Show each line that has the string "patio" in it.

↓

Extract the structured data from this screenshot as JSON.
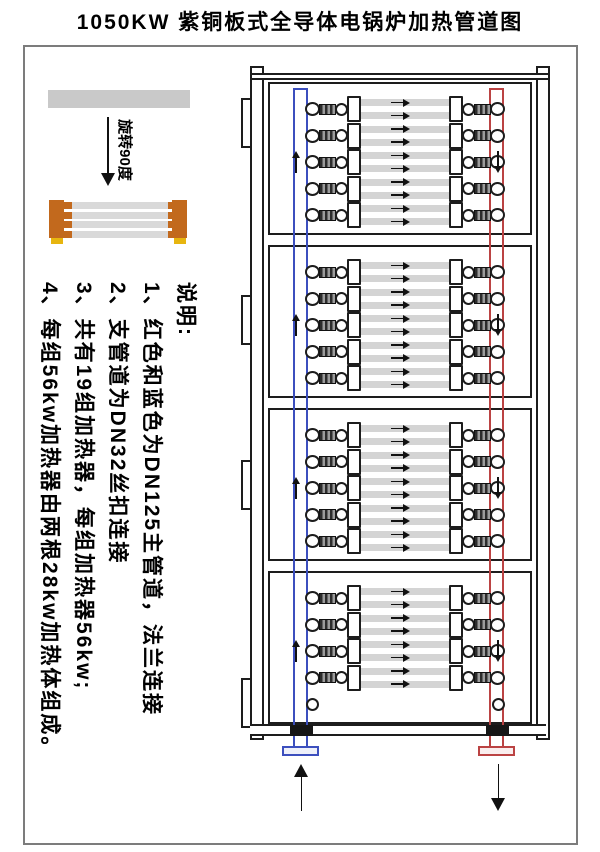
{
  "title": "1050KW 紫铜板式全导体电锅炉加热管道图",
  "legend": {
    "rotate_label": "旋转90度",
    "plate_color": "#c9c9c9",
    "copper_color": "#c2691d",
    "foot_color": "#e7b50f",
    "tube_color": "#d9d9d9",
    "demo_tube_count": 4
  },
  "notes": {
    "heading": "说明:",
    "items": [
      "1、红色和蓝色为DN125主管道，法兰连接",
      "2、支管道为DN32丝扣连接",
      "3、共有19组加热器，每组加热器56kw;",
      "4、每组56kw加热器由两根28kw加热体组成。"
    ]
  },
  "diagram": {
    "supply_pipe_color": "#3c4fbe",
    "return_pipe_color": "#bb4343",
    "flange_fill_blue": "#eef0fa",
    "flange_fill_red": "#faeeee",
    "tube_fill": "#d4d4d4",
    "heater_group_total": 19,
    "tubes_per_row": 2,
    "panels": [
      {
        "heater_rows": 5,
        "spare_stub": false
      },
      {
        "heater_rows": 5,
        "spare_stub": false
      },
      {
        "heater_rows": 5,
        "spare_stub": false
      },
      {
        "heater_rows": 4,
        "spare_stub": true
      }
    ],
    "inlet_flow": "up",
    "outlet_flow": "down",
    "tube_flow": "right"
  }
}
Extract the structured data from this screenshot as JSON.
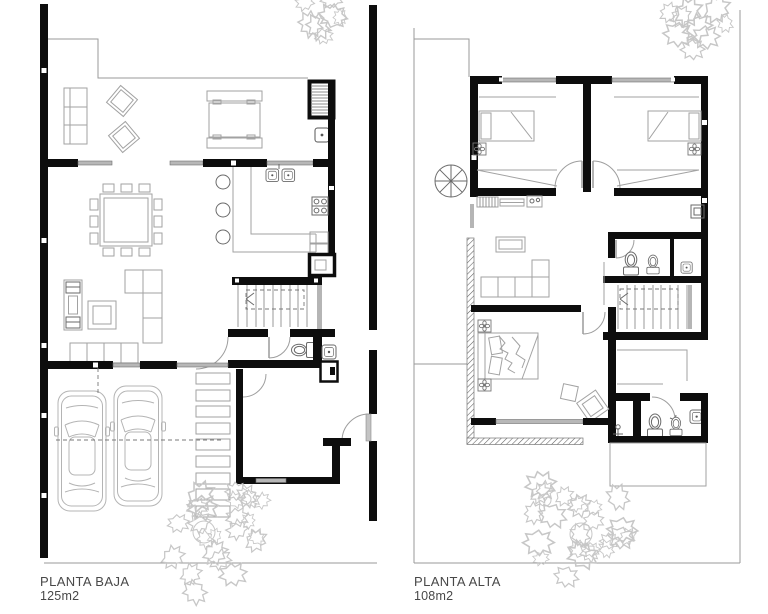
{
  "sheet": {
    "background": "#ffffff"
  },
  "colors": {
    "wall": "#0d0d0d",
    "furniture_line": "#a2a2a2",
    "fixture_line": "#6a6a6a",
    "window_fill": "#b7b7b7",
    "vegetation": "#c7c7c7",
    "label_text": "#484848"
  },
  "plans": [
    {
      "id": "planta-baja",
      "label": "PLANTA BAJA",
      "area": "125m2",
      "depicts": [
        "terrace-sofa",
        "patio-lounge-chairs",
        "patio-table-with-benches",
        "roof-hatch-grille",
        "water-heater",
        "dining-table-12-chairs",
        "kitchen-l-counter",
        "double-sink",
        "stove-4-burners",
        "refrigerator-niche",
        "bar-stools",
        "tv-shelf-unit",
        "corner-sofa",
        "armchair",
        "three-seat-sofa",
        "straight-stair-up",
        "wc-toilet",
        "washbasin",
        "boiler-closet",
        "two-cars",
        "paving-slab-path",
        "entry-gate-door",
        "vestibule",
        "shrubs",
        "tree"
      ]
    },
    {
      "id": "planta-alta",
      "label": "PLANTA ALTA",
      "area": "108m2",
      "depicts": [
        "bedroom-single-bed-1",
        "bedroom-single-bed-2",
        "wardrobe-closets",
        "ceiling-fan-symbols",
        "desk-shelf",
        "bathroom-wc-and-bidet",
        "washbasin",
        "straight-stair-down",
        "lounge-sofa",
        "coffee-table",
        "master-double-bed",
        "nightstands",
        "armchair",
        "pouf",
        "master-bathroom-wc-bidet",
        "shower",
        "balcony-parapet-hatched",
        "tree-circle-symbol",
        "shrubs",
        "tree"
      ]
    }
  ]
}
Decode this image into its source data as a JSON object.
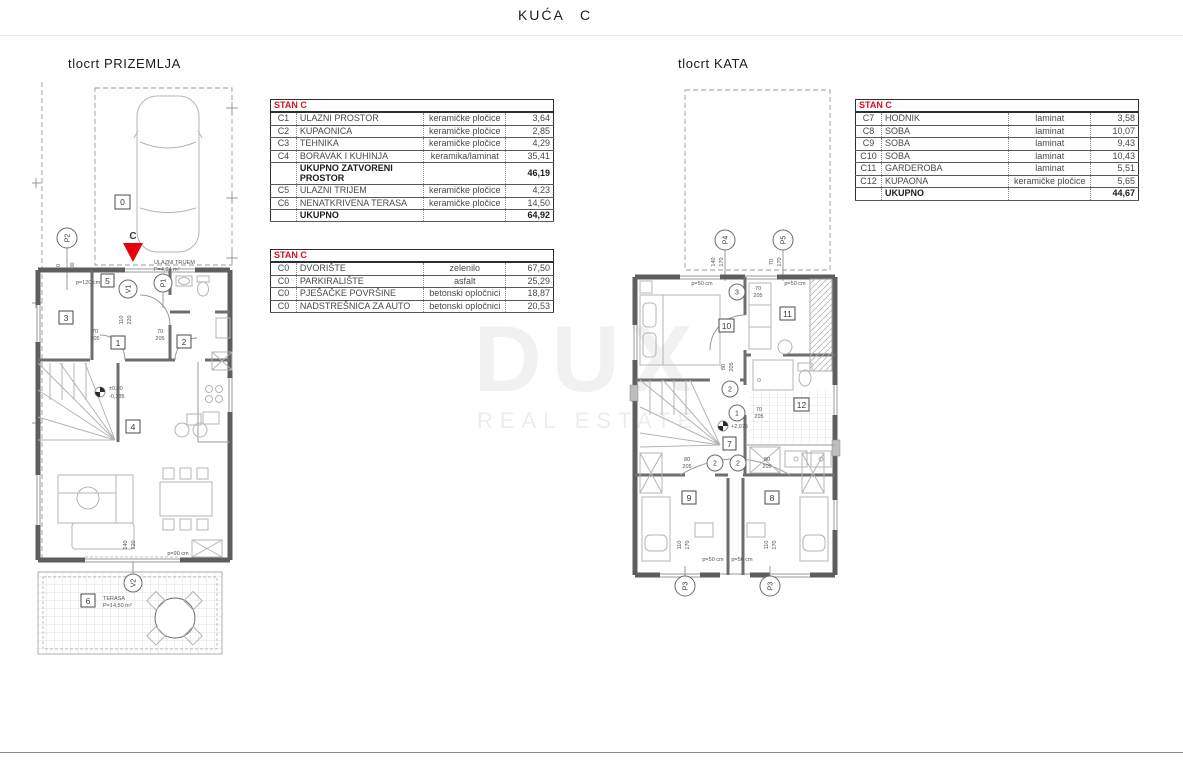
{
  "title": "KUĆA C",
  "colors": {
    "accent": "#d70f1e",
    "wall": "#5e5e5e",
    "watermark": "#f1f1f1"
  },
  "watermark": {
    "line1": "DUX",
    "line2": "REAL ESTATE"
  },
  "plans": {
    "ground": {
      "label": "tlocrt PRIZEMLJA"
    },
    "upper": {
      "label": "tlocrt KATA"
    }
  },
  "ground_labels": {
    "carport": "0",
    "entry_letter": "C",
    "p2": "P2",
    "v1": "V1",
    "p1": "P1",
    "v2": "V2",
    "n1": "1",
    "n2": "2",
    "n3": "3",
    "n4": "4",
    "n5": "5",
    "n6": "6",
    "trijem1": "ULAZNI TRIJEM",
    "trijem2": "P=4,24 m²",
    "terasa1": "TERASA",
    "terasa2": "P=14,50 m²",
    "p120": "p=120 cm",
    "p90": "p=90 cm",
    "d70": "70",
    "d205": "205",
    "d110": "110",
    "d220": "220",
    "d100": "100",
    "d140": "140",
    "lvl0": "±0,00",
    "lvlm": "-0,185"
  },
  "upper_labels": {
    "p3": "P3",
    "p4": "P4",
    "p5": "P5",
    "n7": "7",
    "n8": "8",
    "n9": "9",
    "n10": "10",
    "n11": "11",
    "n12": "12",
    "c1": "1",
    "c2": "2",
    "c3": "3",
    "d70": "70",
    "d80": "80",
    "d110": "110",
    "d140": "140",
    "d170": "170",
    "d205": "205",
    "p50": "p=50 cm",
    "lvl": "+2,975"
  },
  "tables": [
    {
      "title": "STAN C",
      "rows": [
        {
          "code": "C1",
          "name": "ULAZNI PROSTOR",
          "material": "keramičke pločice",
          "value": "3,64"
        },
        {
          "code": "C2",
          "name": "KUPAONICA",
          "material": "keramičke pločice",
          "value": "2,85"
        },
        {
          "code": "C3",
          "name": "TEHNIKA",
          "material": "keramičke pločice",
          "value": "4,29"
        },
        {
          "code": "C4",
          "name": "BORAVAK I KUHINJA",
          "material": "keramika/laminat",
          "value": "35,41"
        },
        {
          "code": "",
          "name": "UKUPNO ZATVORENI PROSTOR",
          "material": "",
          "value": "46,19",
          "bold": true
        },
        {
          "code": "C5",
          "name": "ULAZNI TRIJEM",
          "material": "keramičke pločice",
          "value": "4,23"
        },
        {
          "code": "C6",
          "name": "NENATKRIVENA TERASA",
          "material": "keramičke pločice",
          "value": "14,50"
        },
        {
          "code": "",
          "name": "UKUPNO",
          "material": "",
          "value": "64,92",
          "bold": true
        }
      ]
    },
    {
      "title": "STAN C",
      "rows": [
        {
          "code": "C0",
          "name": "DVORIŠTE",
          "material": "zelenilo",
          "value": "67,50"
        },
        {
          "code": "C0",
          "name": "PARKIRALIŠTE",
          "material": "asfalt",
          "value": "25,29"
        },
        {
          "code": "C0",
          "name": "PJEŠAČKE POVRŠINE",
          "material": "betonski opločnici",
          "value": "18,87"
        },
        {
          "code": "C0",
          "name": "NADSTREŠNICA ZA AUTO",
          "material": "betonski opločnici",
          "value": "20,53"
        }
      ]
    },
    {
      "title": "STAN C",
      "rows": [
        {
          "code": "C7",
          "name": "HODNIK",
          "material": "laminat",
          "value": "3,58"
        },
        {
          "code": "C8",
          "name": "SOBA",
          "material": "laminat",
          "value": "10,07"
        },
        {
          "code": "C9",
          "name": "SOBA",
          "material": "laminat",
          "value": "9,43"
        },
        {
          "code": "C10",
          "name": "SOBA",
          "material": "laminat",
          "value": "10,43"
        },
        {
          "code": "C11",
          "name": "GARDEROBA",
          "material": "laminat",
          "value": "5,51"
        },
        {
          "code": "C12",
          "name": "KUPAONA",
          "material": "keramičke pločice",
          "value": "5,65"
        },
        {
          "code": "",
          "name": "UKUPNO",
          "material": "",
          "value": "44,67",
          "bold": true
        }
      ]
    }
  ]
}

↑
↓

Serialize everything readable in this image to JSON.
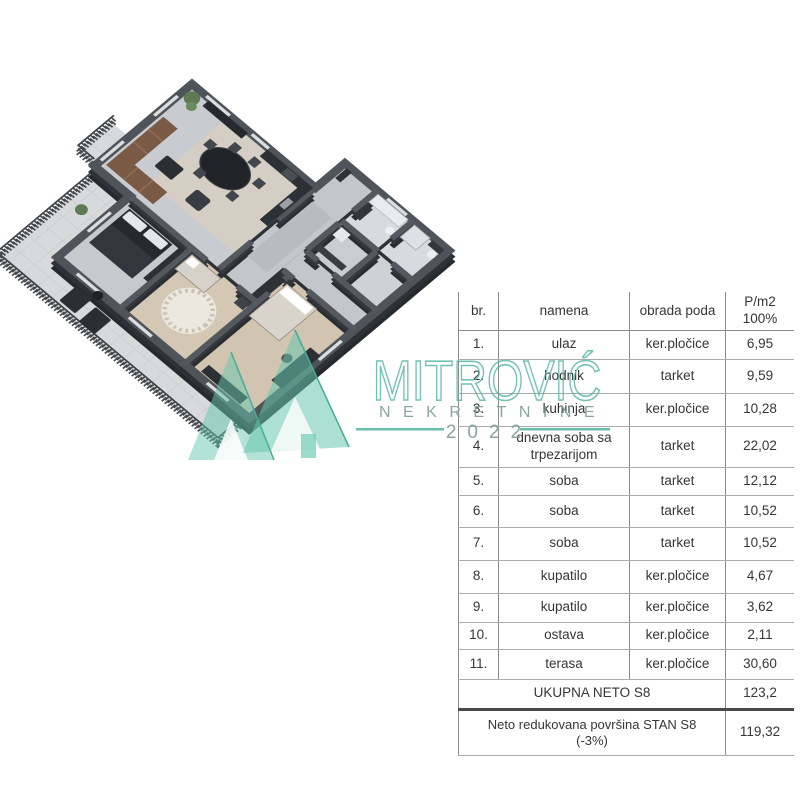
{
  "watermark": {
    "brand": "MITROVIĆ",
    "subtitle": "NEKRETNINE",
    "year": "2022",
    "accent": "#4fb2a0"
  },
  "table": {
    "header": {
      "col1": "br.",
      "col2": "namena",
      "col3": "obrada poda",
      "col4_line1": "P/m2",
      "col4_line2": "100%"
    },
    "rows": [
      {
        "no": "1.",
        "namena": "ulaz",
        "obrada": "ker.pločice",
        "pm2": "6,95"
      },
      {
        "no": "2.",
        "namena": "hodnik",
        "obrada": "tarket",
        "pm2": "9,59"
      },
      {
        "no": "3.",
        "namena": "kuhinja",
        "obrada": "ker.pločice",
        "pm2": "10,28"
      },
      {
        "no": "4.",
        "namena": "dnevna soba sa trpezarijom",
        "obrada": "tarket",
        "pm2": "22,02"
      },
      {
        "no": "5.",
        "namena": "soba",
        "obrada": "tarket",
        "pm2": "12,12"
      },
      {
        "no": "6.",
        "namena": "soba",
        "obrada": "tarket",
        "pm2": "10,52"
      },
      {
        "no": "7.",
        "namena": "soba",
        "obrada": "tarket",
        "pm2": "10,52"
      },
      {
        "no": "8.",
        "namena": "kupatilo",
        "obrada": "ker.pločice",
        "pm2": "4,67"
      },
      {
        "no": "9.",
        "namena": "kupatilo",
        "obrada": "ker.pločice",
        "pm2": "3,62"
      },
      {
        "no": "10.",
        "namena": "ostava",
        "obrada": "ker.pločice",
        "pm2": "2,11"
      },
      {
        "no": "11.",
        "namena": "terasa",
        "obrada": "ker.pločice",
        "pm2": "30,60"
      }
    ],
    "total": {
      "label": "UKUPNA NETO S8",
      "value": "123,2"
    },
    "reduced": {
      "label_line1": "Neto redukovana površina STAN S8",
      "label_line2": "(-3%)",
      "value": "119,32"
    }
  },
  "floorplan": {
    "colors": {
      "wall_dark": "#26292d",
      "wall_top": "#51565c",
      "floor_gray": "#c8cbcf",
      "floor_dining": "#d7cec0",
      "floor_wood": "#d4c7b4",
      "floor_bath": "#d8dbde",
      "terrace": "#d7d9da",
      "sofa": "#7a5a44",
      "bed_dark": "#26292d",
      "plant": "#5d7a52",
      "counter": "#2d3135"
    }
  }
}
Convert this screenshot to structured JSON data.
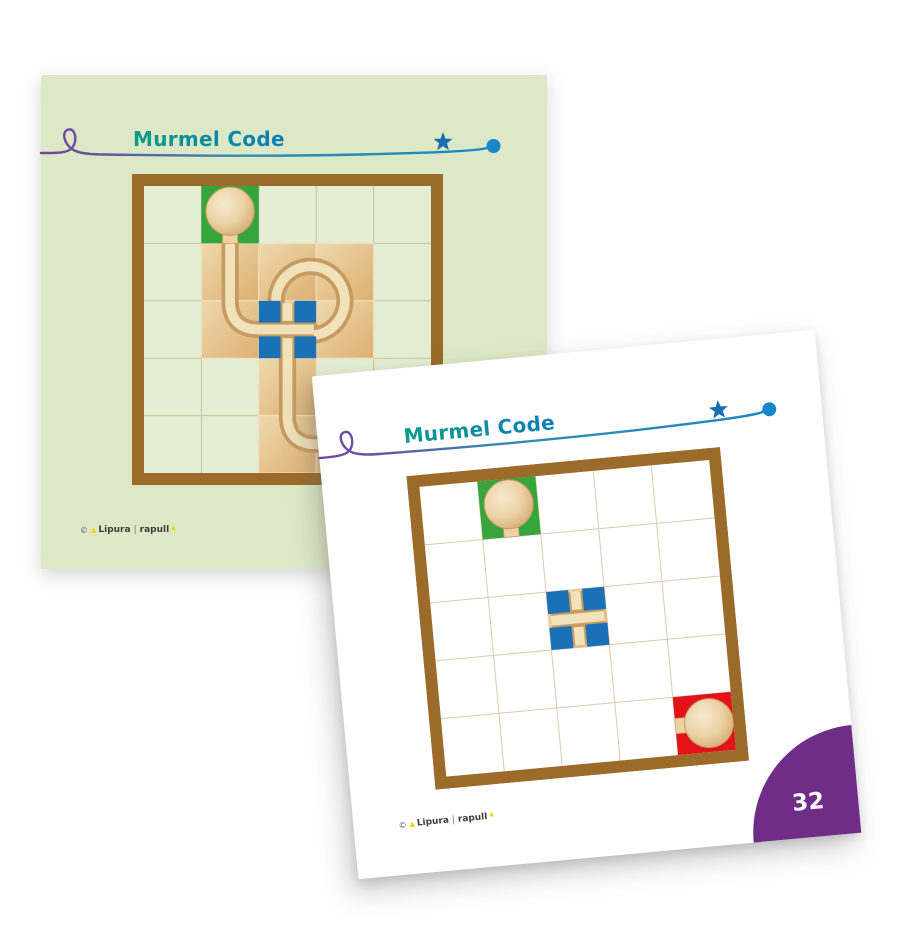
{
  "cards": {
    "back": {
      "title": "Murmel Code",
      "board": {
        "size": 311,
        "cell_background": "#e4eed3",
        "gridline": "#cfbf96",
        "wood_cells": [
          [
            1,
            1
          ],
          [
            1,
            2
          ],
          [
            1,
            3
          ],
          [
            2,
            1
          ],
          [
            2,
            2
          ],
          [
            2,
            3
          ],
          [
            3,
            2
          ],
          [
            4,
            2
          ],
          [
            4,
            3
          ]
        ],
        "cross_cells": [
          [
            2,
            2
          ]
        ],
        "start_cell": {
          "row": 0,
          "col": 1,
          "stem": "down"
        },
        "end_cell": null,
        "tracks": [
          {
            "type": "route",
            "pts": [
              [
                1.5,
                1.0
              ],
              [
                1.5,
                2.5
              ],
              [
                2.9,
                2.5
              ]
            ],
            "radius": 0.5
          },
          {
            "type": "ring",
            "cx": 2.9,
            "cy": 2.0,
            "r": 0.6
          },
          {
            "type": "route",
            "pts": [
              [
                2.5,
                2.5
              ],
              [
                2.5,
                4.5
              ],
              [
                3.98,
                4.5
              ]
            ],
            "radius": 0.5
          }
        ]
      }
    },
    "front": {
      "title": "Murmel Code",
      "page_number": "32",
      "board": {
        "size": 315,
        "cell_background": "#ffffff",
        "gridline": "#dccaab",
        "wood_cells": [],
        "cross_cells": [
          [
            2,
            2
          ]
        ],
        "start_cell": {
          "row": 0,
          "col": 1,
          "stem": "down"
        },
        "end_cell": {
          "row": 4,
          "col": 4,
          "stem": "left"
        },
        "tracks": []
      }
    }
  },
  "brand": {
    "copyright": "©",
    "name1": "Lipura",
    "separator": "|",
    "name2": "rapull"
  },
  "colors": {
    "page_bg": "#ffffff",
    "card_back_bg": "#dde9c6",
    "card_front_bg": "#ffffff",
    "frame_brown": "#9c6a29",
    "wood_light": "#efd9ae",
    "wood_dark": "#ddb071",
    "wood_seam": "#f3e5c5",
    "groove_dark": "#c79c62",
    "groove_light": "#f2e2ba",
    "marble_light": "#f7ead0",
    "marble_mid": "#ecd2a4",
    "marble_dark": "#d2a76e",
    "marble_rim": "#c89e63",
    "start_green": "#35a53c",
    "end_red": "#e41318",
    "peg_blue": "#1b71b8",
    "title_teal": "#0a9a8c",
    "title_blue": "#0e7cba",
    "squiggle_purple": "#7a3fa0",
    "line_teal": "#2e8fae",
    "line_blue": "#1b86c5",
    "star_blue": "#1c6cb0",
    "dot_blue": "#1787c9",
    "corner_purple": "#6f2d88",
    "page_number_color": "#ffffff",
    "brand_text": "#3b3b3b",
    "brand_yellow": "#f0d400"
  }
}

↑

Answer to this problem:
        "patio-lounge-chairs",
        "patio-table-with-benches",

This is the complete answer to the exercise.